Last month the international media awoke to the fact that while the world has been focused on the fight against Islamic State (IS) militants in Syria and Iraq, Yemen’s capital had been seized by Shia rebels, known as the Houthis, who, they said, had become “Yemen’s new masters”. Jamal Benomar, the UN special envoy to Yemen, said: “Yemen will now be seen as linked to other situations in the region, with regional and international involvement” (1).
However, few outlets have explored how the Houthis came to be important political stakeholders after a new government was formed in 2012 in accordance with a transition agreement sponsored by the Gulf Cooperation Council (GCC). The Houthis (also known as Ansar Allah, Partisans of God) have been at the forefront of popular criticism of the agreement, and its outcome, and they claim that the revolution that began in 2011 must continue. This explains why, in the early days of their takeover of the capital Sanaa, few of the city’s residents — even while wondering about the Houthis’ ultimate goals and disapproving of their occupation of government buildings — opposed them.
The Houthis’ astonishing advance can best be understood against the backdrop of the previous regime’s policies, the power constellations generated by the transition agreement, elite conflict and growing sectarian faultlines.
After Yemen became the third country to be engulfed by anti-regime protests in 2011, its long-serving president, Ali Abdullah Salih, accepted a deal guaranteeing him immunity from prosecution and enabling him to remain leader of the party he had founded, the General People’s Congress (GPC). He thus chose a “third way”: he neither met the fate of the Tunisian, Egyptian and Libyan leaders, nor did he decide to fight to the bitter end, like Syria’s Bashar al-Assad. Salih’s resignation paved the way to a power-sharing agreement between the GPC and the parliamentary opposition dominated by the Sunni Islamist Islah Party, sanctioned by the GCC countries and the United Nations.
Salih’s successor, President Abd Rabbu Mansur Hadi, who has been in power since February 2012, has announced a plan for a federal system of government. A constitution-drafting committee is to present its first draft later in the year. A National Dialogue Conference (NDC), a remarkable exercise in democratic deliberation involving all sectors of Yemeni society, ended on 21 January 2014.
The Houthis emerged from the Zaydi-Shia revival movement that took root in the northern governorate of Saadah in the 1980s (2). The movement’s leader, the late Husayn al-Houthi, elected member of parliament in 1993 and killed by government forces in 2004, took issue with what he conceived as the discrimination against Zaydis and the marginalisation of Saadah province. Since Salih’s ascent to the republican leadership in 1978, a neo-Salafist movement has grown in confidence. This is seen by the Zaydi elites as a threat to their status and the doctrine they represent (Salafists consider the Shia to be non-believers.) The Dar al-Hadith of Dammaj, a Salafist teaching centre outside Saadah city, became one of Yemen’s epicentres of anti-Shia agitation and, prior to its closure by the government in 2014, a focus of global jihadism.
In 2003, leaders of the Zaydi revival movement organised protests against the US invasion of Iraq and against the Yemeni government, which was accused of cooperation with the US (particularly after 9/11) and of corruption and injustice. The Yemeni government, which had offered President George W Bush its full co-operation in the “war on terror”, interpreted the protests as incitement against the US, and declared military operations against the followers of Husayn al-Houthi as part of that war — a pretext for the elimination of a new charismatic leadership in the northern region. Between 2004 and 2010, Saadah and some of the adjacent provinces were engulfed in intermittent warfare. Aiding the Yemeni army, in 2009-10, Saudi Arabia pursued what it saw as a “jihad” against the Houthis — the first in the history of the third Saudi state.

#### Stored data:
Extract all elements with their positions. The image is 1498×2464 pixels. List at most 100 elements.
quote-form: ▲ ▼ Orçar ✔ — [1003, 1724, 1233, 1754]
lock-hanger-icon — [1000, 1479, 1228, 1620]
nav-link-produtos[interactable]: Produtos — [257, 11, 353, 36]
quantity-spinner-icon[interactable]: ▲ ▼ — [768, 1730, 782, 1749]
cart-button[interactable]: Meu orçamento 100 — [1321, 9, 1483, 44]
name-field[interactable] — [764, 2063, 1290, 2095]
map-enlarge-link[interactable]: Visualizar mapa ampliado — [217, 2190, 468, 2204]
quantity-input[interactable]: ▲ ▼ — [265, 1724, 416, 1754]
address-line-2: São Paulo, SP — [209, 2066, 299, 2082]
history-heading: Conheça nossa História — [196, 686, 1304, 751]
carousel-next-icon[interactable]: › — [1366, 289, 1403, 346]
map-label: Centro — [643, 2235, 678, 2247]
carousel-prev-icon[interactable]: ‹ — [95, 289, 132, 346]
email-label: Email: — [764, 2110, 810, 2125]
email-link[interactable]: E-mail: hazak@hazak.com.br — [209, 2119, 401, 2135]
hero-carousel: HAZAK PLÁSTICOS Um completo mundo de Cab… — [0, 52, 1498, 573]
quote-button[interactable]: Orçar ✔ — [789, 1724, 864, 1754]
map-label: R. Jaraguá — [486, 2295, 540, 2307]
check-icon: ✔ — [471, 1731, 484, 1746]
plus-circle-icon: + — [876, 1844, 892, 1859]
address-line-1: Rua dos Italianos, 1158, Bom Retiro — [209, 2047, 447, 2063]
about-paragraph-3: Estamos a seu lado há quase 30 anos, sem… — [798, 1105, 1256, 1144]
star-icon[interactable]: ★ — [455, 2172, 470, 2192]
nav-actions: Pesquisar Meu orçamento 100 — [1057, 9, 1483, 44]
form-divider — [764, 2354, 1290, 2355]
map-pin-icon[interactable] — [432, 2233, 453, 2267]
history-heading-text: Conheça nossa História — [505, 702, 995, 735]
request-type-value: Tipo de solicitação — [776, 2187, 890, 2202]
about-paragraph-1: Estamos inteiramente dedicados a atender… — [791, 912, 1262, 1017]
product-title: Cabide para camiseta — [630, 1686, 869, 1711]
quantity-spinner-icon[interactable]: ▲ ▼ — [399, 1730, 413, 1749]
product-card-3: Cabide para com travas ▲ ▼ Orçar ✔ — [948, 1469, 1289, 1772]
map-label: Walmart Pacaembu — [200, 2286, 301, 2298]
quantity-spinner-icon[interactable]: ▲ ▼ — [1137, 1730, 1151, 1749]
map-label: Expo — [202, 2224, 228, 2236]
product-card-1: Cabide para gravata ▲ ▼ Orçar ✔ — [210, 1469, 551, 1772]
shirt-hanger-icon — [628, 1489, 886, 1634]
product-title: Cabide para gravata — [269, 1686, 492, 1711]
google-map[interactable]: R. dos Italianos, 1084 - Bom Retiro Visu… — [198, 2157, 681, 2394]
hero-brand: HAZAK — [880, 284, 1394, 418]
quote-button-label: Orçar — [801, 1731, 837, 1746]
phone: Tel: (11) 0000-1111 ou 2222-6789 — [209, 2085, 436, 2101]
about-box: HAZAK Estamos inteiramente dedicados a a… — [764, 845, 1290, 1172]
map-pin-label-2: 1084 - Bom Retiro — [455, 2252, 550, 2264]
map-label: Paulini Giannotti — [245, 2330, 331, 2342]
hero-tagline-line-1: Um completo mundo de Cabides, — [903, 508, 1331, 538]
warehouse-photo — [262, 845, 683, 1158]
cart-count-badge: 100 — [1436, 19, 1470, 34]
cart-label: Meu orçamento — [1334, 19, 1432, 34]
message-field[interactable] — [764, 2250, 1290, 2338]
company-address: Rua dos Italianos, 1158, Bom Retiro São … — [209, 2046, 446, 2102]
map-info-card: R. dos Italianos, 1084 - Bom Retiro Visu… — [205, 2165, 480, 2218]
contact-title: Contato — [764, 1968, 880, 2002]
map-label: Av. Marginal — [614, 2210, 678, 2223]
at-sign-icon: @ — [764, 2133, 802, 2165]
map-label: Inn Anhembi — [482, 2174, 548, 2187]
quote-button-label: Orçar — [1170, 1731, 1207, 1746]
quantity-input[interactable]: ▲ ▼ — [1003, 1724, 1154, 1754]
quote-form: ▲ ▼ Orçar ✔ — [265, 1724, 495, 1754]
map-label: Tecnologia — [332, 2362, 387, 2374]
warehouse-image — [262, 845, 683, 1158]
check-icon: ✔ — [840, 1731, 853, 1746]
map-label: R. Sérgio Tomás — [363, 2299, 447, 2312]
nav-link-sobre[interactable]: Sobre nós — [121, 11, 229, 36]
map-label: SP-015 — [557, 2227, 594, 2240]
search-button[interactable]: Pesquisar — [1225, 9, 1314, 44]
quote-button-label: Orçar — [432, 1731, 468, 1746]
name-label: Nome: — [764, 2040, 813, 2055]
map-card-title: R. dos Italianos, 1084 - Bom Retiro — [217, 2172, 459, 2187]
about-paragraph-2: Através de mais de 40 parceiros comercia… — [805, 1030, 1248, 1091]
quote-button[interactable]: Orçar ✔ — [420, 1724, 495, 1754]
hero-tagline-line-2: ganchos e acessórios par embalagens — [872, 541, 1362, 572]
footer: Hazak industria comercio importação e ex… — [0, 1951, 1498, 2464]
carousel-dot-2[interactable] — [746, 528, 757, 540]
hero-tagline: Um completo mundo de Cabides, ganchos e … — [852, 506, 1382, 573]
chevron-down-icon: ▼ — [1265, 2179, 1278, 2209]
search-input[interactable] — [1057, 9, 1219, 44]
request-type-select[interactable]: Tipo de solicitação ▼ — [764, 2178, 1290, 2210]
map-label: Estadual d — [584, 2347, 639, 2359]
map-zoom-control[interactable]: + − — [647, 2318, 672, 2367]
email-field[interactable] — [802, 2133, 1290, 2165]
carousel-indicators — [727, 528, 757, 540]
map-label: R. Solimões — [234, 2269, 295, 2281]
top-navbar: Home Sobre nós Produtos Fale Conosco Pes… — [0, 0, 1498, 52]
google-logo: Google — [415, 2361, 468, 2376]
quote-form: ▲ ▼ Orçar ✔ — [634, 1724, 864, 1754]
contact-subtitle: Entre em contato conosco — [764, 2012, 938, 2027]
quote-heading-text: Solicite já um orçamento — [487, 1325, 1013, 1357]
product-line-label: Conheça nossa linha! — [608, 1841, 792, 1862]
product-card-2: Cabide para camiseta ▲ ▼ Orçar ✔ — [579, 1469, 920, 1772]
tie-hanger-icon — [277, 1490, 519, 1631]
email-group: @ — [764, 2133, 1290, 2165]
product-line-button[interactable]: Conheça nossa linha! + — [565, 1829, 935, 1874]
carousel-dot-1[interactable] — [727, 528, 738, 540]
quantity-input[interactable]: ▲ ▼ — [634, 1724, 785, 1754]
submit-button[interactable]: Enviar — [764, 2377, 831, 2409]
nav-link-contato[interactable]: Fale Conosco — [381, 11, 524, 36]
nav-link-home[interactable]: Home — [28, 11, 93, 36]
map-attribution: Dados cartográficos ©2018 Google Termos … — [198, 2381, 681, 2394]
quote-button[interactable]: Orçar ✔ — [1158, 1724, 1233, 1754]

#### What is being asked:
Could you continue the article on the Houthis' rise in Yemen, starting right after the sentence that ends "the first in the history of the third Saudi state"?

#### Response to this task:
Following the end of hostilities in 2010, the parties involved failed to draw up an adequate peace agreement covering reconciliation, confidence building measures and reconstruction, thereby leaving the door open for further conflict. Several of those issues were addressed at the National Dialogue Conference, which provided a forum forthe Houthis to express their grievances. The government offered an apology for the war, offered to reconstruct the war-torn region, and granted the Zaydis freedom of belief. So the politics of amnesia that had emerged after the end of civil war in Lebanon in 1990 was avoided, even though political assassinations and armed conflict in the southern and northern regions undermined realistic prospects for the early implementation of the NDC’s resolutions. Among those murdered in the last days of the conference was Dr. Ahmad Sharaf al-Din, Dean of the faculty of law at Sanaa University. Representing the Houthis, he advocated their ideas of a federal civic state built on the German model. They also argue in favour of a separation of state and religion.
The Houthis are dismayed by the lack of progress in implementing the points agreed at the NDC. They also rejectthe “government by consensus” that has been the outcome of the transition accord. Like the youth movement, which began anti-regime protests in 2011, they hold that it derives its legitimacy above all from regional powers rather than the Yemeni electorate.
After they entered Sanaa in August 2014, they held sit-ins and demonstrations that provided a challenge from the extra-parliamentary opposition to the government; this threw light on the shortcomings of the transition agreement, which, guaranteeing the survival of the political elites, has failed to establish an inclusive government. No transitional justice system has been put in place. None of the politicians and military accused of human rights violations have yet been brought to justice, nor have any of those people who plundered public and private wealth in the south, during the war of 1994 between northern and southern forces, been held accountable.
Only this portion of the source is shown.